WHAT YOU WILL DO ▸
Look through the entries below and return all lines including the word "genetic".

[[ RECORDS SHOWN open ]]

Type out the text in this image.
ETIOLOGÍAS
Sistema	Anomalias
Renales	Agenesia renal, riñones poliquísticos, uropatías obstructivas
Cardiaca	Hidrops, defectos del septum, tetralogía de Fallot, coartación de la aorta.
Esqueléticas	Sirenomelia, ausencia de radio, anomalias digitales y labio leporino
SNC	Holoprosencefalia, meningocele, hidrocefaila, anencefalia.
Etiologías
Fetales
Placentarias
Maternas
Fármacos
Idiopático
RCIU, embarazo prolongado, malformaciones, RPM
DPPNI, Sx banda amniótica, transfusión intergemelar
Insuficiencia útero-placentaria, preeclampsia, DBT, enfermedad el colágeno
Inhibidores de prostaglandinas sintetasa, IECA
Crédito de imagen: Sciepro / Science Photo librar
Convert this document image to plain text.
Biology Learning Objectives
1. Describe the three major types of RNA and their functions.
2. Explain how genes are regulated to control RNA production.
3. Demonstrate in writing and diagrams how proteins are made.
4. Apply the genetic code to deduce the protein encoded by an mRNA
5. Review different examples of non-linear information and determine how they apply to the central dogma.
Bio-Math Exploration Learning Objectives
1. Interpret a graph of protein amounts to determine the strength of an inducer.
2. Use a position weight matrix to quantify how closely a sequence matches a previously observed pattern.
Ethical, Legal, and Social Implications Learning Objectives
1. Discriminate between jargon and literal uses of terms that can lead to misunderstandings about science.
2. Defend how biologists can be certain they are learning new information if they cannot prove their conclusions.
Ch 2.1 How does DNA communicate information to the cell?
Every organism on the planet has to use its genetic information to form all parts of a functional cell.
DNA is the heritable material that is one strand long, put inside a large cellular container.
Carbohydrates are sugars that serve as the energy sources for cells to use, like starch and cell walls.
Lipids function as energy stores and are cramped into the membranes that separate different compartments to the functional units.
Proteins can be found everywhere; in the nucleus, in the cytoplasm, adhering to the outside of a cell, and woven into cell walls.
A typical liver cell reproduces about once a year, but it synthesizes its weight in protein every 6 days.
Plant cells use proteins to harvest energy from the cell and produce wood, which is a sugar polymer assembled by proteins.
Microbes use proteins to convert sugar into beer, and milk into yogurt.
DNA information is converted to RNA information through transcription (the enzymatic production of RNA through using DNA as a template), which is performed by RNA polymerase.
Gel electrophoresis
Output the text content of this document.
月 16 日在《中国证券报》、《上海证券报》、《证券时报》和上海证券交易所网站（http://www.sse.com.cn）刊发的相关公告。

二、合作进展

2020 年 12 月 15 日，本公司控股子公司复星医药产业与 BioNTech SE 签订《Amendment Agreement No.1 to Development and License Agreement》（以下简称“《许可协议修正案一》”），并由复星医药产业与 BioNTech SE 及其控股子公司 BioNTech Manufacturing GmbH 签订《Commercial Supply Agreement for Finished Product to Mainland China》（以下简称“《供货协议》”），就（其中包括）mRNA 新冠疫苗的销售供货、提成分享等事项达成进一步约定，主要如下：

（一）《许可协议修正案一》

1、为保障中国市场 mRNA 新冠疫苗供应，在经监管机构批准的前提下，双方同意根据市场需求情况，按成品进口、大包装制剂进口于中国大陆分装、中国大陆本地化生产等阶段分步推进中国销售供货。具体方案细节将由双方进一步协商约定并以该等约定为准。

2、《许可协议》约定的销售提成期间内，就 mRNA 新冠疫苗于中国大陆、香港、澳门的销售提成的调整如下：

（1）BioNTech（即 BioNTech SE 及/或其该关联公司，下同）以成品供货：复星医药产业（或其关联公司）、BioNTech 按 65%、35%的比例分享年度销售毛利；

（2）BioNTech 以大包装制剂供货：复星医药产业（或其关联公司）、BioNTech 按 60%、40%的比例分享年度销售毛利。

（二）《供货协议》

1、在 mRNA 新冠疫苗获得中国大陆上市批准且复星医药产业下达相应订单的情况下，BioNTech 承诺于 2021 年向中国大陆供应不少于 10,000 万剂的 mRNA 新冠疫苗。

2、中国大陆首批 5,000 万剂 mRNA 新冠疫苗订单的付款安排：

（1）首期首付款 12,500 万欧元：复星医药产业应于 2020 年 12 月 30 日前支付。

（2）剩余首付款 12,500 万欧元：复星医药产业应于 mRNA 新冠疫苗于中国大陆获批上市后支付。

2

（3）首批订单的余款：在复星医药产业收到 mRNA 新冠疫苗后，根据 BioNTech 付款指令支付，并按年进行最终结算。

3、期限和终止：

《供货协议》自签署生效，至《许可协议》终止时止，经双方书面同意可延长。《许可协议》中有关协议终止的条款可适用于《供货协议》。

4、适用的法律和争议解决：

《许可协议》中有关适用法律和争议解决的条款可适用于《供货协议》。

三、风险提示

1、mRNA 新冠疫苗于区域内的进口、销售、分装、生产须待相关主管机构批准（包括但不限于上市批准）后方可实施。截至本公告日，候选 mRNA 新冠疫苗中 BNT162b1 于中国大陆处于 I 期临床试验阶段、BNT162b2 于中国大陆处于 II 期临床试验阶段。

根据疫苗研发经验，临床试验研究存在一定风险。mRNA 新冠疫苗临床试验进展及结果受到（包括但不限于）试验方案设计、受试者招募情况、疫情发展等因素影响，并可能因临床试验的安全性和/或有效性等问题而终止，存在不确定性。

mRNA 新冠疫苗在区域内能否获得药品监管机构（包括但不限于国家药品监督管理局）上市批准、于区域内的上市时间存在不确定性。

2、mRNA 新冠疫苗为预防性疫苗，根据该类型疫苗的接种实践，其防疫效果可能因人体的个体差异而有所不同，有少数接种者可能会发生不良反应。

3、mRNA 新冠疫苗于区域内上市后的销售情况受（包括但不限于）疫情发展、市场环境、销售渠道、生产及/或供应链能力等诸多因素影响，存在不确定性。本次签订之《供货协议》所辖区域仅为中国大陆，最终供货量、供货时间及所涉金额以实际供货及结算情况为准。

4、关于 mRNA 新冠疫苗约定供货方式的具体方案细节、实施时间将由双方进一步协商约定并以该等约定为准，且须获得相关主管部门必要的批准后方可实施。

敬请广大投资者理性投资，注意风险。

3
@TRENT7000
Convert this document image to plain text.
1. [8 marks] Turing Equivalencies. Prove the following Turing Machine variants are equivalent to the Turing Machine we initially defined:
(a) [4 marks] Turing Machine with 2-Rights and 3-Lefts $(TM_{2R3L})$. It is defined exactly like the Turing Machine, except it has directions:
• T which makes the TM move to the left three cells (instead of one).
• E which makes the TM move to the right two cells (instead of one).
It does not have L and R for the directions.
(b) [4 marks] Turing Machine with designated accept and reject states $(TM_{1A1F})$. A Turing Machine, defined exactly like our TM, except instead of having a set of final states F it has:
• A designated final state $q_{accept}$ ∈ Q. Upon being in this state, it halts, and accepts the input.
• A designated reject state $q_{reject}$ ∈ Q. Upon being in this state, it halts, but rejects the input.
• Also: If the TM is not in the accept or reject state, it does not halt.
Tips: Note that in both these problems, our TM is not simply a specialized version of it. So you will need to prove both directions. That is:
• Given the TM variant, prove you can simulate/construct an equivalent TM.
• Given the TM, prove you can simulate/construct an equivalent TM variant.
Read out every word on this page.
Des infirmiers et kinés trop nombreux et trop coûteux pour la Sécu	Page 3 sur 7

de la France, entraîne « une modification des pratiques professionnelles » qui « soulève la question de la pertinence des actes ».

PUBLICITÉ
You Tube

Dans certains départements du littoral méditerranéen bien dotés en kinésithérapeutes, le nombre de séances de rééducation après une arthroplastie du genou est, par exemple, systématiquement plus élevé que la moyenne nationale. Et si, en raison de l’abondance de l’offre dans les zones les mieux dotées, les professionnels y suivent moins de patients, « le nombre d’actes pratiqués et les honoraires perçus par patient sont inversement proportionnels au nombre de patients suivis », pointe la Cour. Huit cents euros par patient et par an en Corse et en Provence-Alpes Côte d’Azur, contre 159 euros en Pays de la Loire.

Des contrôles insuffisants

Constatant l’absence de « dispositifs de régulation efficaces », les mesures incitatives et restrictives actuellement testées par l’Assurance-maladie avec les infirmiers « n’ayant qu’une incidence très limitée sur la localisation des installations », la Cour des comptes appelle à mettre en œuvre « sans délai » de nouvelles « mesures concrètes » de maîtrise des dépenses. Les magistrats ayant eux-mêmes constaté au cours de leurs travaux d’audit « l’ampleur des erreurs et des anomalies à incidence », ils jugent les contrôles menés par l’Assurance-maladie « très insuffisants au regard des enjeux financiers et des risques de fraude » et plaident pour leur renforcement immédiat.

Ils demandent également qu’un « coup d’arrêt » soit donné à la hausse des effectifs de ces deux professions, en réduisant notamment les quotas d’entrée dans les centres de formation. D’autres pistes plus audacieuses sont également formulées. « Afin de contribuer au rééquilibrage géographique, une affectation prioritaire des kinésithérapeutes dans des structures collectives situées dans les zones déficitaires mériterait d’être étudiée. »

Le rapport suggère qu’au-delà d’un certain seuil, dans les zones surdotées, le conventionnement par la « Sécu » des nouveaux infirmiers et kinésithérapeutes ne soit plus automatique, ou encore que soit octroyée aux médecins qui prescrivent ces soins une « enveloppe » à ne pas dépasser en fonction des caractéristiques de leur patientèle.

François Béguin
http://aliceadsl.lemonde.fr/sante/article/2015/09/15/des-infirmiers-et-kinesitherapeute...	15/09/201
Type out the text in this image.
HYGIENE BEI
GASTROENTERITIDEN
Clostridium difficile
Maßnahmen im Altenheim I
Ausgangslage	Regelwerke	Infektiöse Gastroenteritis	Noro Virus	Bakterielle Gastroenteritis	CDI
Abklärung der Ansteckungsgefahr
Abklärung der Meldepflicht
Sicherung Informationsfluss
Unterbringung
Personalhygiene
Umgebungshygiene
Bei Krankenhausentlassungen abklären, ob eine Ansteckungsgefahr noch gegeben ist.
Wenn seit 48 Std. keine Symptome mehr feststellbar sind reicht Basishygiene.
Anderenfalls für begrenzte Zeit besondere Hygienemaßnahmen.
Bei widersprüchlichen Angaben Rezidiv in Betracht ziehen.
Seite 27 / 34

[[ RECORDS SHOWN closed ]]

RESPONSE TO THE TASK ▸
4. Apply the genetic code to deduce the protein encoded by an mRNA
Every organism on the planet has to use its genetic information to form all parts of a functional cell.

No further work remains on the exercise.